__MATERIAL PROVIDED__
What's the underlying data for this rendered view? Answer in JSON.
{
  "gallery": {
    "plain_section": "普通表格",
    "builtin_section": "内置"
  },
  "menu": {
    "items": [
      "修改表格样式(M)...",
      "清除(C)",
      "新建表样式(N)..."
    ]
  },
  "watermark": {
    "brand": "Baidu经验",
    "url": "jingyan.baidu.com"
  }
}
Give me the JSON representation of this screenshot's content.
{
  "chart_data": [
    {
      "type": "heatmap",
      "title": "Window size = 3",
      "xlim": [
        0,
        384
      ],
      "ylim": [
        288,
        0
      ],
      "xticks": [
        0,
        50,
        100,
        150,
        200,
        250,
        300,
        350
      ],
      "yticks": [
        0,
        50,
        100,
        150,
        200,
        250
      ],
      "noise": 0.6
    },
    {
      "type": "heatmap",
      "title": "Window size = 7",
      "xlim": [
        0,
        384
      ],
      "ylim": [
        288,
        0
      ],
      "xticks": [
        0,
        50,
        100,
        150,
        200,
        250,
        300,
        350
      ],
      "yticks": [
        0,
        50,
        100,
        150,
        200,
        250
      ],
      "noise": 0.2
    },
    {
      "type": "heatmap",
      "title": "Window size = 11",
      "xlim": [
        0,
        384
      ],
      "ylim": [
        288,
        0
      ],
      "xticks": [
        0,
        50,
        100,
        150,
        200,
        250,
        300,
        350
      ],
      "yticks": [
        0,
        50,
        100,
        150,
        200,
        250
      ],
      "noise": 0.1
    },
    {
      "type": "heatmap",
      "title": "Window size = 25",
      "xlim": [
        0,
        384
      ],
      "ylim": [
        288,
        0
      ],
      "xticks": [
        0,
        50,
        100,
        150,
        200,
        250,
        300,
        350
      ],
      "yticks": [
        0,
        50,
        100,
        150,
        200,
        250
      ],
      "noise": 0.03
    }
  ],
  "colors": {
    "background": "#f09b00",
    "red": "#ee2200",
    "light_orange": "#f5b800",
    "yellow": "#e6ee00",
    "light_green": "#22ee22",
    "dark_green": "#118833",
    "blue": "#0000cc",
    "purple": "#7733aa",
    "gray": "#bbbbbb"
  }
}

__WHAT IS ASKED__
Please output the complete data exactly.

__EXERCISE SOLUTION__
What's the underlying data for this rendered view? Answer in JSON.
{
  "gallery": {
    "plain_section": "普通表格",
    "builtin_section": "内置"
  },
  "menu": {
    "items": [
      "修改表格样式(M)...",
      "清除(C)",
      "新建表样式(N)..."
    ]
  },
  "watermark": {
    "brand": "Baidu经验",
    "url": "jingyan.baidu.com"
  }
}
Give me the JSON representation of this screenshot's content.
{
  "chart_data": [
    {
      "type": "heatmap",
      "title": "Window size = 3",
      "xlim": [
        0,
        384
      ],
      "ylim": [
        288,
        0
      ],
      "xticks": [
        0,
        50,
        100,
        150,
        200,
        250,
        300,
        350
      ],
      "yticks": [
        0,
        50,
        100,
        150,
        200,
        250
      ],
      "noise": 0.6
    },
    {
      "type": "heatmap",
      "title": "Window size = 7",
      "xlim": [
        0,
        384
      ],
      "ylim": [
        288,
        0
      ],
      "xticks": [
        0,
        50,
        100,
        150,
        200,
        250,
        300,
        350
      ],
      "yticks": [
        0,
        50,
        100,
        150,
        200,
        250
      ],
      "noise": 0.2
    },
    {
      "type": "heatmap",
      "title": "Window size = 11",
      "xlim": [
        0,
        384
      ],
      "ylim": [
        288,
        0
      ],
      "xticks": [
        0,
        50,
        100,
        150,
        200,
        250,
        300,
        350
      ],
      "yticks": [
        0,
        50,
        100,
        150,
        200,
        250
      ],
      "noise": 0.1
    },
    {
      "type": "heatmap",
      "title": "Window size = 25",
      "xlim": [
        0,
        384
      ],
      "ylim": [
        288,
        0
      ],
      "xticks": [
        0,
        50,
        100,
        150,
        200,
        250,
        300,
        350
      ],
      "yticks": [
        0,
        50,
        100,
        150,
        200,
        250
      ],
      "noise": 0.03
    }
  ],
  "colors": {
    "background": "#f09b00",
    "red": "#ee2200",
    "light_orange": "#f5b800",
    "yellow": "#e6ee00",
    "light_green": "#22ee22",
    "dark_green": "#118833",
    "blue": "#0000cc",
    "purple": "#7733aa",
    "gray": "#bbbbbb"
  }
}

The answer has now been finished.